Extract each line from the entries below that has the string "data" in it.

* RECORDS SUPPLIED:
———

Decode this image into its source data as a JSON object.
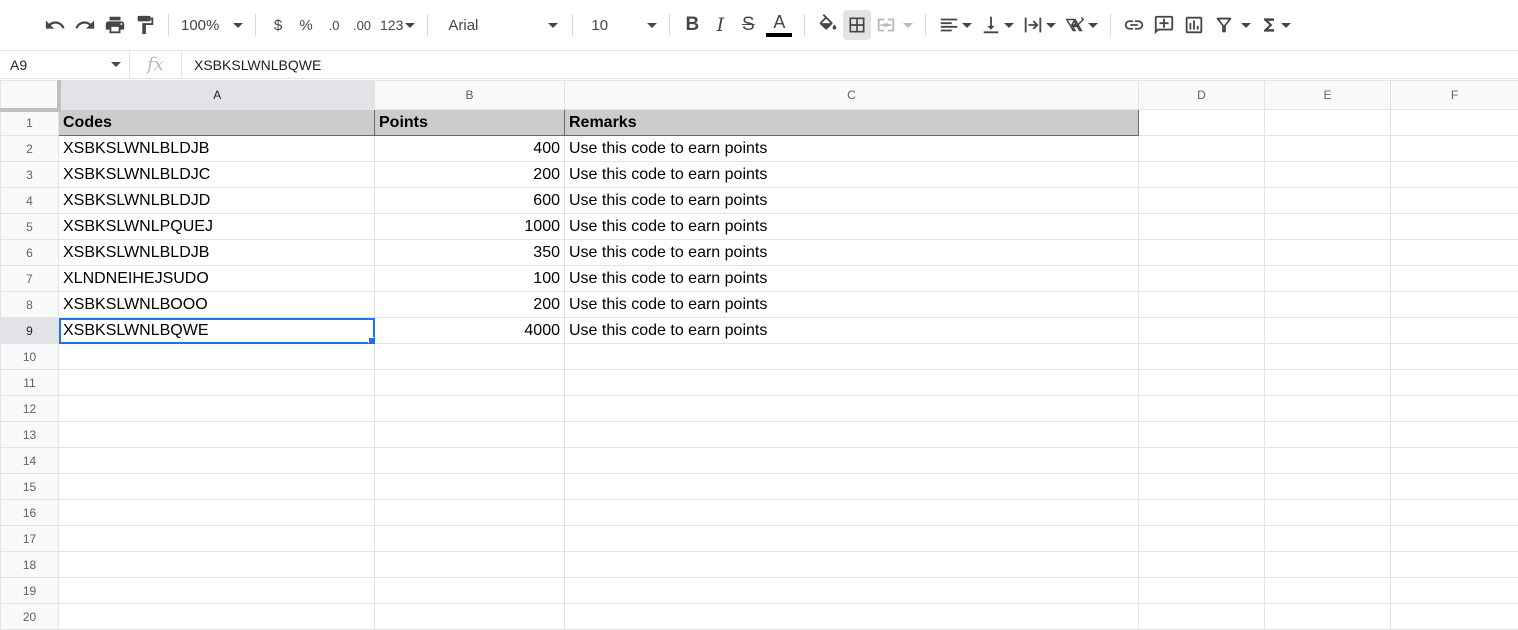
{
  "toolbar": {
    "zoom": "100%",
    "currency": "$",
    "percent": "%",
    "dec_decrease": ".0",
    "dec_increase": ".00",
    "more_formats": "123",
    "font_family": "Arial",
    "font_size": "10",
    "bold": "B",
    "italic": "I",
    "strike": "S",
    "text_color_glyph": "A"
  },
  "formula_bar": {
    "name_box": "A9",
    "fx_label": "fx",
    "content": "XSBKSLWNLBQWE"
  },
  "sheet": {
    "columns": [
      "A",
      "B",
      "C",
      "D",
      "E",
      "F"
    ],
    "row_numbers": [
      "1",
      "2",
      "3",
      "4",
      "5",
      "6",
      "7",
      "8",
      "9",
      "10",
      "11",
      "12",
      "13",
      "14",
      "15",
      "16",
      "17",
      "18",
      "19",
      "20"
    ],
    "header_row": {
      "a": "Codes",
      "b": "Points",
      "c": "Remarks"
    },
    "rows": [
      {
        "a": "XSBKSLWNLBLDJB",
        "b": "400",
        "c": "Use this code to earn points"
      },
      {
        "a": "XSBKSLWNLBLDJC",
        "b": "200",
        "c": "Use this code to earn points"
      },
      {
        "a": "XSBKSLWNLBLDJD",
        "b": "600",
        "c": "Use this code to earn points"
      },
      {
        "a": "XSBKSLWNLPQUEJ",
        "b": "1000",
        "c": "Use this code to earn points"
      },
      {
        "a": "XSBKSLWNLBLDJB",
        "b": "350",
        "c": "Use this code to earn points"
      },
      {
        "a": "XLNDNEIHEJSUDO",
        "b": "100",
        "c": "Use this code to earn points"
      },
      {
        "a": "XSBKSLWNLBOOO",
        "b": "200",
        "c": "Use this code to earn points"
      },
      {
        "a": "XSBKSLWNLBQWE",
        "b": "4000",
        "c": "Use this code to earn points"
      }
    ],
    "active_cell": "A9",
    "accent_color": "#1a73e8",
    "header_fill": "#cccccc"
  }
}
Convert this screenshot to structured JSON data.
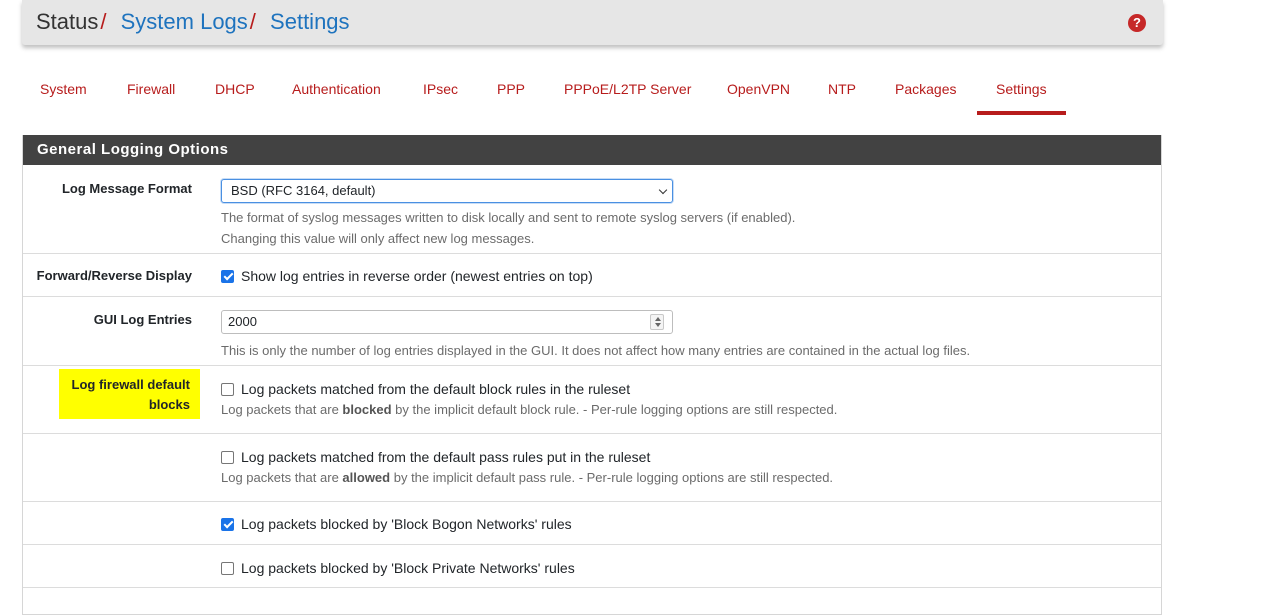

———

* THE RESULT:
Decode this image into its source data as a JSON object.
Convert this screenshot to structured JSON data.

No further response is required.